start

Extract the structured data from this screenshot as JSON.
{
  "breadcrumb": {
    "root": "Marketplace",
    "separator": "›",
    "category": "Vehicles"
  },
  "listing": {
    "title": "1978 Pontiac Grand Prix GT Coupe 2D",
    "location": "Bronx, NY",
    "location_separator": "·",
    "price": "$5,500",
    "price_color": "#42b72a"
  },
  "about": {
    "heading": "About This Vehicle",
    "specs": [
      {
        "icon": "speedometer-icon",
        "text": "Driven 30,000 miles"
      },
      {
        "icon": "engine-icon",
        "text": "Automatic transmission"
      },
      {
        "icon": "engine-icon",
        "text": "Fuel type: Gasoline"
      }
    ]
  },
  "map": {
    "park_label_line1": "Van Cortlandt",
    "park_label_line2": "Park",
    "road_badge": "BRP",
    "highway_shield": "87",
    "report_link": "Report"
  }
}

end

- **AIM**
Output the records exactly, including every line.

- **ANSWER TO THIS PROBLEM**
Extract the structured data from this screenshot as JSON.
{
  "breadcrumb": {
    "root": "Marketplace",
    "separator": "›",
    "category": "Vehicles"
  },
  "listing": {
    "title": "1978 Pontiac Grand Prix GT Coupe 2D",
    "location": "Bronx, NY",
    "location_separator": "·",
    "price": "$5,500",
    "price_color": "#42b72a"
  },
  "about": {
    "heading": "About This Vehicle",
    "specs": [
      {
        "icon": "speedometer-icon",
        "text": "Driven 30,000 miles"
      },
      {
        "icon": "engine-icon",
        "text": "Automatic transmission"
      },
      {
        "icon": "engine-icon",
        "text": "Fuel type: Gasoline"
      }
    ]
  },
  "map": {
    "park_label_line1": "Van Cortlandt",
    "park_label_line2": "Park",
    "road_badge": "BRP",
    "highway_shield": "87",
    "report_link": "Report"
  }
}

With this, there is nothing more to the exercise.